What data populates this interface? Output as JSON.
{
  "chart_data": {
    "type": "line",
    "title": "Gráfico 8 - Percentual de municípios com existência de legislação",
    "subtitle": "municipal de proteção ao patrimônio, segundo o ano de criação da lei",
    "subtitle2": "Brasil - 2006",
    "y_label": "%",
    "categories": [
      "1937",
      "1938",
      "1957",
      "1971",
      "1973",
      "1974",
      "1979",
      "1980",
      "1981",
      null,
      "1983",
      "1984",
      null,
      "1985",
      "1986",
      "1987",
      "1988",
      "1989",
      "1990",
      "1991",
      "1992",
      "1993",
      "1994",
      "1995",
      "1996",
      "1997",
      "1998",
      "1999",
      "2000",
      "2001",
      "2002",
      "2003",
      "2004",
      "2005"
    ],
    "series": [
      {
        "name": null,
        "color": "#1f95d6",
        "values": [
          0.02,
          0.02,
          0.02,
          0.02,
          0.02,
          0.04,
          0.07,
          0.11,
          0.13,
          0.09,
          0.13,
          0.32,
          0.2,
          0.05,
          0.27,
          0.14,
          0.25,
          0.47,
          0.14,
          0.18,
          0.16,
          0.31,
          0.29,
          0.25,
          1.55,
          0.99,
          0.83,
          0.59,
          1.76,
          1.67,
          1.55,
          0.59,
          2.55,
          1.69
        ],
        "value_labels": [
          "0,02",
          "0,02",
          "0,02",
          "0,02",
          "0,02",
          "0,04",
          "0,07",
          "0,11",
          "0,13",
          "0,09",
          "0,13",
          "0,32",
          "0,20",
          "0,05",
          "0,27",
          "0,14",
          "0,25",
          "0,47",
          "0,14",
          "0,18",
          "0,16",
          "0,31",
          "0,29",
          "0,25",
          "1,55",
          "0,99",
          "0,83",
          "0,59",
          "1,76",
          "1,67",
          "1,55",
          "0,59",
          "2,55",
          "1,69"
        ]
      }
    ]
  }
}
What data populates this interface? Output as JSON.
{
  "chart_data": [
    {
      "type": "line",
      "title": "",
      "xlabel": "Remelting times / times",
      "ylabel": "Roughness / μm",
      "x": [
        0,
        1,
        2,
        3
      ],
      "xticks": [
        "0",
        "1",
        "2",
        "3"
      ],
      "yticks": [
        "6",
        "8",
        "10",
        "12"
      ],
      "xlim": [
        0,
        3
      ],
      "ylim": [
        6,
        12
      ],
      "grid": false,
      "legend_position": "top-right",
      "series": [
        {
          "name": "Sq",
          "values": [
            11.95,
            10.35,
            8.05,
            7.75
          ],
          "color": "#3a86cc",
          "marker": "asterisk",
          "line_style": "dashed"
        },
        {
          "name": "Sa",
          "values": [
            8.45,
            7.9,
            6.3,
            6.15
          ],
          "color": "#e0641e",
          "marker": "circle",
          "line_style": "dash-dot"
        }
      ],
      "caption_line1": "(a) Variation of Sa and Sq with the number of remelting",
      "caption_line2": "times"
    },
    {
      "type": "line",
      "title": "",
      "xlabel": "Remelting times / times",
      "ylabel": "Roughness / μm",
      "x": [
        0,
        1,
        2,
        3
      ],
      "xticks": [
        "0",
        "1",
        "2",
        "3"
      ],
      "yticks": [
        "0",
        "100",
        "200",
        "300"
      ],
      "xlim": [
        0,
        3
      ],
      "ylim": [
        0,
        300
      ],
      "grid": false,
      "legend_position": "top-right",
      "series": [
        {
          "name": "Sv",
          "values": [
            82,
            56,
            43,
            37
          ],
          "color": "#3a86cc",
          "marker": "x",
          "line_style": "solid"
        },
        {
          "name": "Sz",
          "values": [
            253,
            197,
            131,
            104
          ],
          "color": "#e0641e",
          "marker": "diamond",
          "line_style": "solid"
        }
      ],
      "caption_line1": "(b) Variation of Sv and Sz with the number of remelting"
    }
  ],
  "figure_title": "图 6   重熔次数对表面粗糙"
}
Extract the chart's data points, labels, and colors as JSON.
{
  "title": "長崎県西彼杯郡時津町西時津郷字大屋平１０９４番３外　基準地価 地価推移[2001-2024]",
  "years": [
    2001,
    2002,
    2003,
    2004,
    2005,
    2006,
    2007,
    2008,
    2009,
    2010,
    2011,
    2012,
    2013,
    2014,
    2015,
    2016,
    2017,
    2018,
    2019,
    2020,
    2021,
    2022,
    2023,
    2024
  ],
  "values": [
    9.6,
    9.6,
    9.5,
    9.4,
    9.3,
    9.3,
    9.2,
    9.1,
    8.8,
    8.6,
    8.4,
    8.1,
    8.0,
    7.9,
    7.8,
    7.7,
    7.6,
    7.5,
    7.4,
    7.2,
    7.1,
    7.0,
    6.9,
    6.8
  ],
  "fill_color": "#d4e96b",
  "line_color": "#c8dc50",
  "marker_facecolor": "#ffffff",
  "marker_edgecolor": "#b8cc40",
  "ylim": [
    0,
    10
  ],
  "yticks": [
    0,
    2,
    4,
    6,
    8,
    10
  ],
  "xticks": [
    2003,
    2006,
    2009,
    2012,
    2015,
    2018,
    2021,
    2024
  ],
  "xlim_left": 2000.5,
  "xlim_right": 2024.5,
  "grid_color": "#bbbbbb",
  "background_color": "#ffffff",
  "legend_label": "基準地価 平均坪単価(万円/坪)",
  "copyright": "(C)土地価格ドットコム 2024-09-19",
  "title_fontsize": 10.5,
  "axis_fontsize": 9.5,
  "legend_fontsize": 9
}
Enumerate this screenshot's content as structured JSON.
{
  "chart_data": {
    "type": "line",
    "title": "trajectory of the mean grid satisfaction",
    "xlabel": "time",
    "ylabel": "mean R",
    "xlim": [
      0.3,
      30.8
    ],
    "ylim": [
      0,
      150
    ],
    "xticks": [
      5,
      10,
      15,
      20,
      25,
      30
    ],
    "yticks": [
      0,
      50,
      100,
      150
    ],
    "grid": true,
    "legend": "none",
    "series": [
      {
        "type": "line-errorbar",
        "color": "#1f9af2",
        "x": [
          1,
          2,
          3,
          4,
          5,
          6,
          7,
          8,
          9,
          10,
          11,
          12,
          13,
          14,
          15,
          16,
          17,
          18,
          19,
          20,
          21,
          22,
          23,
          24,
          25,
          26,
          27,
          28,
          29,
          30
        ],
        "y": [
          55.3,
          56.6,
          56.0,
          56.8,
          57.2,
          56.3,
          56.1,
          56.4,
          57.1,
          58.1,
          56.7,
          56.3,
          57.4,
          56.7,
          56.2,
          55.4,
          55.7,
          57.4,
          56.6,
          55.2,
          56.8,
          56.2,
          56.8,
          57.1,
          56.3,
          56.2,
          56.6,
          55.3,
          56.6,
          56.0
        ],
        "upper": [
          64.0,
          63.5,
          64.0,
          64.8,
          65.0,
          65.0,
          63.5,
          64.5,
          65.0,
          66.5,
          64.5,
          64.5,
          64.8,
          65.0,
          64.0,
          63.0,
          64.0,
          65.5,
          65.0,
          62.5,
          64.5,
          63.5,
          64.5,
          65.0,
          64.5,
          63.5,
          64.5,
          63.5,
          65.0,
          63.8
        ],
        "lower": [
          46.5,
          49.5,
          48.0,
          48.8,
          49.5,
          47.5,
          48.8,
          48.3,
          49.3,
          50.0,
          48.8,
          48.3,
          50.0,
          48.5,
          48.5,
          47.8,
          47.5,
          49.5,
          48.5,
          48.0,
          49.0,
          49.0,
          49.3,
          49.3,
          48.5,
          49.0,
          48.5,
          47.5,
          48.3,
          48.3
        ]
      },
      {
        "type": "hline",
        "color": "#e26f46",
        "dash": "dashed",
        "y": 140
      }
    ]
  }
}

• _PROBLEM DESCRIPTION_
Return the listing above in full, character for character.

• _EXPECTED OUTPUT_
What data populates this interface? Output as JSON.
{
  "chart_data": {
    "type": "line",
    "title": "Gráfico 8 - Percentual de municípios com existência de legislação",
    "subtitle": "municipal de proteção ao patrimônio, segundo o ano de criação da lei",
    "subtitle2": "Brasil - 2006",
    "y_label": "%",
    "categories": [
      "1937",
      "1938",
      "1957",
      "1971",
      "1973",
      "1974",
      "1979",
      "1980",
      "1981",
      null,
      "1983",
      "1984",
      null,
      "1985",
      "1986",
      "1987",
      "1988",
      "1989",
      "1990",
      "1991",
      "1992",
      "1993",
      "1994",
      "1995",
      "1996",
      "1997",
      "1998",
      "1999",
      "2000",
      "2001",
      "2002",
      "2003",
      "2004",
      "2005"
    ],
    "series": [
      {
        "name": null,
        "color": "#1f95d6",
        "values": [
          0.02,
          0.02,
          0.02,
          0.02,
          0.02,
          0.04,
          0.07,
          0.11,
          0.13,
          0.09,
          0.13,
          0.32,
          0.2,
          0.05,
          0.27,
          0.14,
          0.25,
          0.47,
          0.14,
          0.18,
          0.16,
          0.31,
          0.29,
          0.25,
          1.55,
          0.99,
          0.83,
          0.59,
          1.76,
          1.67,
          1.55,
          0.59,
          2.55,
          1.69
        ],
        "value_labels": [
          "0,02",
          "0,02",
          "0,02",
          "0,02",
          "0,02",
          "0,04",
          "0,07",
          "0,11",
          "0,13",
          "0,09",
          "0,13",
          "0,32",
          "0,20",
          "0,05",
          "0,27",
          "0,14",
          "0,25",
          "0,47",
          "0,14",
          "0,18",
          "0,16",
          "0,31",
          "0,29",
          "0,25",
          "1,55",
          "0,99",
          "0,83",
          "0,59",
          "1,76",
          "1,67",
          "1,55",
          "0,59",
          "2,55",
          "1,69"
        ]
      }
    ]
  }
}
What data populates this interface? Output as JSON.
{
  "chart_data": [
    {
      "type": "line",
      "title": "",
      "xlabel": "Remelting times / times",
      "ylabel": "Roughness / μm",
      "x": [
        0,
        1,
        2,
        3
      ],
      "xticks": [
        "0",
        "1",
        "2",
        "3"
      ],
      "yticks": [
        "6",
        "8",
        "10",
        "12"
      ],
      "xlim": [
        0,
        3
      ],
      "ylim": [
        6,
        12
      ],
      "grid": false,
      "legend_position": "top-right",
      "series": [
        {
          "name": "Sq",
          "values": [
            11.95,
            10.35,
            8.05,
            7.75
          ],
          "color": "#3a86cc",
          "marker": "asterisk",
          "line_style": "dashed"
        },
        {
          "name": "Sa",
          "values": [
            8.45,
            7.9,
            6.3,
            6.15
          ],
          "color": "#e0641e",
          "marker": "circle",
          "line_style": "dash-dot"
        }
      ],
      "caption_line1": "(a) Variation of Sa and Sq with the number of remelting",
      "caption_line2": "times"
    },
    {
      "type": "line",
      "title": "",
      "xlabel": "Remelting times / times",
      "ylabel": "Roughness / μm",
      "x": [
        0,
        1,
        2,
        3
      ],
      "xticks": [
        "0",
        "1",
        "2",
        "3"
      ],
      "yticks": [
        "0",
        "100",
        "200",
        "300"
      ],
      "xlim": [
        0,
        3
      ],
      "ylim": [
        0,
        300
      ],
      "grid": false,
      "legend_position": "top-right",
      "series": [
        {
          "name": "Sv",
          "values": [
            82,
            56,
            43,
            37
          ],
          "color": "#3a86cc",
          "marker": "x",
          "line_style": "solid"
        },
        {
          "name": "Sz",
          "values": [
            253,
            197,
            131,
            104
          ],
          "color": "#e0641e",
          "marker": "diamond",
          "line_style": "solid"
        }
      ],
      "caption_line1": "(b) Variation of Sv and Sz with the number of remelting"
    }
  ],
  "figure_title": "图 6   重熔次数对表面粗糙"
}
Extract the chart's data points, labels, and colors as JSON.
{
  "title": "長崎県西彼杯郡時津町西時津郷字大屋平１０９４番３外　基準地価 地価推移[2001-2024]",
  "years": [
    2001,
    2002,
    2003,
    2004,
    2005,
    2006,
    2007,
    2008,
    2009,
    2010,
    2011,
    2012,
    2013,
    2014,
    2015,
    2016,
    2017,
    2018,
    2019,
    2020,
    2021,
    2022,
    2023,
    2024
  ],
  "values": [
    9.6,
    9.6,
    9.5,
    9.4,
    9.3,
    9.3,
    9.2,
    9.1,
    8.8,
    8.6,
    8.4,
    8.1,
    8.0,
    7.9,
    7.8,
    7.7,
    7.6,
    7.5,
    7.4,
    7.2,
    7.1,
    7.0,
    6.9,
    6.8
  ],
  "fill_color": "#d4e96b",
  "line_color": "#c8dc50",
  "marker_facecolor": "#ffffff",
  "marker_edgecolor": "#b8cc40",
  "ylim": [
    0,
    10
  ],
  "yticks": [
    0,
    2,
    4,
    6,
    8,
    10
  ],
  "xticks": [
    2003,
    2006,
    2009,
    2012,
    2015,
    2018,
    2021,
    2024
  ],
  "xlim_left": 2000.5,
  "xlim_right": 2024.5,
  "grid_color": "#bbbbbb",
  "background_color": "#ffffff",
  "legend_label": "基準地価 平均坪単価(万円/坪)",
  "copyright": "(C)土地価格ドットコム 2024-09-19",
  "title_fontsize": 10.5,
  "axis_fontsize": 9.5,
  "legend_fontsize": 9
}
Enumerate this screenshot's content as structured JSON.
{
  "chart_data": {
    "type": "line",
    "title": "trajectory of the mean grid satisfaction",
    "xlabel": "time",
    "ylabel": "mean R",
    "xlim": [
      0.3,
      30.8
    ],
    "ylim": [
      0,
      150
    ],
    "xticks": [
      5,
      10,
      15,
      20,
      25,
      30
    ],
    "yticks": [
      0,
      50,
      100,
      150
    ],
    "grid": true,
    "legend": "none",
    "series": [
      {
        "type": "line-errorbar",
        "color": "#1f9af2",
        "x": [
          1,
          2,
          3,
          4,
          5,
          6,
          7,
          8,
          9,
          10,
          11,
          12,
          13,
          14,
          15,
          16,
          17,
          18,
          19,
          20,
          21,
          22,
          23,
          24,
          25,
          26,
          27,
          28,
          29,
          30
        ],
        "y": [
          55.3,
          56.6,
          56.0,
          56.8,
          57.2,
          56.3,
          56.1,
          56.4,
          57.1,
          58.1,
          56.7,
          56.3,
          57.4,
          56.7,
          56.2,
          55.4,
          55.7,
          57.4,
          56.6,
          55.2,
          56.8,
          56.2,
          56.8,
          57.1,
          56.3,
          56.2,
          56.6,
          55.3,
          56.6,
          56.0
        ],
        "upper": [
          64.0,
          63.5,
          64.0,
          64.8,
          65.0,
          65.0,
          63.5,
          64.5,
          65.0,
          66.5,
          64.5,
          64.5,
          64.8,
          65.0,
          64.0,
          63.0,
          64.0,
          65.5,
          65.0,
          62.5,
          64.5,
          63.5,
          64.5,
          65.0,
          64.5,
          63.5,
          64.5,
          63.5,
          65.0,
          63.8
        ],
        "lower": [
          46.5,
          49.5,
          48.0,
          48.8,
          49.5,
          47.5,
          48.8,
          48.3,
          49.3,
          50.0,
          48.8,
          48.3,
          50.0,
          48.5,
          48.5,
          47.8,
          47.5,
          49.5,
          48.5,
          48.0,
          49.0,
          49.0,
          49.3,
          49.3,
          48.5,
          49.0,
          48.5,
          47.5,
          48.3,
          48.3
        ]
      },
      {
        "type": "hline",
        "color": "#e26f46",
        "dash": "dashed",
        "y": 140
      }
    ]
  }
}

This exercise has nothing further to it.